EXERCISE DIRECTIONS: Would you transcribe all of the data exactly, down to the last character?

RECORD LIST:
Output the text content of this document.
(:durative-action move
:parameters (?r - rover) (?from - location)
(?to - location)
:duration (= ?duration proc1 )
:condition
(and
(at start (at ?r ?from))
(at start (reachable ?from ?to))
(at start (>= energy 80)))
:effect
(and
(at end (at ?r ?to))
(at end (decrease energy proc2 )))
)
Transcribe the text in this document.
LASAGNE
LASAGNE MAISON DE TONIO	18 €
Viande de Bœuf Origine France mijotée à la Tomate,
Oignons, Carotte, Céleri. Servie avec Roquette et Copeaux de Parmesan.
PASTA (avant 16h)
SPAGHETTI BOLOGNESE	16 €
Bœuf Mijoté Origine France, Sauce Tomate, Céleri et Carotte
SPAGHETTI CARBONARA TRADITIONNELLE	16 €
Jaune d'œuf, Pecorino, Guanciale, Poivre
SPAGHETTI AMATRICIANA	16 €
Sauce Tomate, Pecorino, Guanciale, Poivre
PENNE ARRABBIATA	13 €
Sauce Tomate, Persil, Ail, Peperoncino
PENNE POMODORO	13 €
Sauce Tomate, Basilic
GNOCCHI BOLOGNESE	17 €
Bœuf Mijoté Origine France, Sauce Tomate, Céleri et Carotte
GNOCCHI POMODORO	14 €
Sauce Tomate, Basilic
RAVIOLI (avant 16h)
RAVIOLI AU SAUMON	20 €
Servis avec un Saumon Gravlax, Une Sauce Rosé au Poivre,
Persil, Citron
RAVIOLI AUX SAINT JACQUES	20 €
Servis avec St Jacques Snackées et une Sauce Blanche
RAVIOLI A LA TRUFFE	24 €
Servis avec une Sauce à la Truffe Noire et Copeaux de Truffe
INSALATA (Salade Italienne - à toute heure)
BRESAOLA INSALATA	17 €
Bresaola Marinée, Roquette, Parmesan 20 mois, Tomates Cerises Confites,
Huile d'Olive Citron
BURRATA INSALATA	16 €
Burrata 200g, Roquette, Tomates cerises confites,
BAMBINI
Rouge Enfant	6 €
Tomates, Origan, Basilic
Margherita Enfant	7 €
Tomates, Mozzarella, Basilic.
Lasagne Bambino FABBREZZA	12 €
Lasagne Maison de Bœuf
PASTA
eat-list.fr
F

FULL RESPONSE:
Output the text content of this document.
(:durative-action move
:parameters (?r - rover) (?from - location)
(?to - location)
:duration (= ?duration proc1 )
:condition
(and
(at start (at ?r ?from))
(at start (reachable ?from ?to))
(at start (>= energy 80)))
:effect
(and
(at end (at ?r ?to))
(at end (decrease energy proc2 )))
)
Transcribe the text in this document.
LASAGNE
LASAGNE MAISON DE TONIO	18 €
Viande de Bœuf Origine France mijotée à la Tomate,
Oignons, Carotte, Céleri. Servie avec Roquette et Copeaux de Parmesan.
PASTA (avant 16h)
SPAGHETTI BOLOGNESE	16 €
Bœuf Mijoté Origine France, Sauce Tomate, Céleri et Carotte
SPAGHETTI CARBONARA TRADITIONNELLE	16 €
Jaune d'œuf, Pecorino, Guanciale, Poivre
SPAGHETTI AMATRICIANA	16 €
Sauce Tomate, Pecorino, Guanciale, Poivre
PENNE ARRABBIATA	13 €
Sauce Tomate, Persil, Ail, Peperoncino
PENNE POMODORO	13 €
Sauce Tomate, Basilic
GNOCCHI BOLOGNESE	17 €
Bœuf Mijoté Origine France, Sauce Tomate, Céleri et Carotte
GNOCCHI POMODORO	14 €
Sauce Tomate, Basilic
RAVIOLI (avant 16h)
RAVIOLI AU SAUMON	20 €
Servis avec un Saumon Gravlax, Une Sauce Rosé au Poivre,
Persil, Citron
RAVIOLI AUX SAINT JACQUES	20 €
Servis avec St Jacques Snackées et une Sauce Blanche
RAVIOLI A LA TRUFFE	24 €
Servis avec une Sauce à la Truffe Noire et Copeaux de Truffe
INSALATA (Salade Italienne - à toute heure)
BRESAOLA INSALATA	17 €
Bresaola Marinée, Roquette, Parmesan 20 mois, Tomates Cerises Confites,
Huile d'Olive Citron
BURRATA INSALATA	16 €
Burrata 200g, Roquette, Tomates cerises confites,
BAMBINI
Rouge Enfant	6 €
Tomates, Origan, Basilic
Margherita Enfant	7 €
Tomates, Mozzarella, Basilic.
Lasagne Bambino FABBREZZA	12 €
Lasagne Maison de Bœuf
PASTA
eat-list.fr
F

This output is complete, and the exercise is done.